+++ Dataset excerpts +++

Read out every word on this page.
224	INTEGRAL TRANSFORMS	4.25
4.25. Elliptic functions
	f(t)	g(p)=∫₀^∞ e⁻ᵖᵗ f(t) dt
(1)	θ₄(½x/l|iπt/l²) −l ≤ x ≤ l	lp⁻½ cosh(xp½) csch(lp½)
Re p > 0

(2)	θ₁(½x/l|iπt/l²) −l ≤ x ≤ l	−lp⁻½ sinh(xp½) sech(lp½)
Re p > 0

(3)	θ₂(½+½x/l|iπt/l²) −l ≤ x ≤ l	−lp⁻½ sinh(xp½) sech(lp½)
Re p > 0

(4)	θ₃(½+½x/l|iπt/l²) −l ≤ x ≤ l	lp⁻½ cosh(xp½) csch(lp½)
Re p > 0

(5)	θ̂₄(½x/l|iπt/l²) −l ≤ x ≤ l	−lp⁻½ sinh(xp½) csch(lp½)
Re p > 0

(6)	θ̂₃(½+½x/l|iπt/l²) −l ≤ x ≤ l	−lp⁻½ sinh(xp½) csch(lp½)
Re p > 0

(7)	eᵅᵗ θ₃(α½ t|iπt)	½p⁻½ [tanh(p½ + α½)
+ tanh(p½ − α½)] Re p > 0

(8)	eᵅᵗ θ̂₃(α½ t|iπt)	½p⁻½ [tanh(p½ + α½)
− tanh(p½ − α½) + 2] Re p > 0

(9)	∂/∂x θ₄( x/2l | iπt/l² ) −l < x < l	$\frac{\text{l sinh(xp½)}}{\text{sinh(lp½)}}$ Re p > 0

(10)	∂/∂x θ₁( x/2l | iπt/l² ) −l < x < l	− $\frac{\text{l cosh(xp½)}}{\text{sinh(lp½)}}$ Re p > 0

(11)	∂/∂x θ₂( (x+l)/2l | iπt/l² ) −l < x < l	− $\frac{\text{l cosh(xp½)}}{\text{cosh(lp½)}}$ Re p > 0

+++

Return the whole listing exactly.

Read out every word on this page.
224	INTEGRAL TRANSFORMS	4.25
4.25. Elliptic functions
	f(t)	g(p)=∫₀^∞ e⁻ᵖᵗ f(t) dt
(1)	θ₄(½x/l|iπt/l²) −l ≤ x ≤ l	lp⁻½ cosh(xp½) csch(lp½)
Re p > 0

(2)	θ₁(½x/l|iπt/l²) −l ≤ x ≤ l	−lp⁻½ sinh(xp½) sech(lp½)
Re p > 0

(3)	θ₂(½+½x/l|iπt/l²) −l ≤ x ≤ l	−lp⁻½ sinh(xp½) sech(lp½)
Re p > 0

(4)	θ₃(½+½x/l|iπt/l²) −l ≤ x ≤ l	lp⁻½ cosh(xp½) csch(lp½)
Re p > 0

(5)	θ̂₄(½x/l|iπt/l²) −l ≤ x ≤ l	−lp⁻½ sinh(xp½) csch(lp½)
Re p > 0

(6)	θ̂₃(½+½x/l|iπt/l²) −l ≤ x ≤ l	−lp⁻½ sinh(xp½) csch(lp½)
Re p > 0

(7)	eᵅᵗ θ₃(α½ t|iπt)	½p⁻½ [tanh(p½ + α½)
+ tanh(p½ − α½)] Re p > 0

(8)	eᵅᵗ θ̂₃(α½ t|iπt)	½p⁻½ [tanh(p½ + α½)
− tanh(p½ − α½) + 2] Re p > 0

(9)	∂/∂x θ₄( x/2l | iπt/l² ) −l < x < l	$\frac{\text{l sinh(xp½)}}{\text{sinh(lp½)}}$ Re p > 0

(10)	∂/∂x θ₁( x/2l | iπt/l² ) −l < x < l	− $\frac{\text{l cosh(xp½)}}{\text{sinh(lp½)}}$ Re p > 0

(11)	∂/∂x θ₂( (x+l)/2l | iπt/l² ) −l < x < l	− $\frac{\text{l cosh(xp½)}}{\text{cosh(lp½)}}$ Re p > 0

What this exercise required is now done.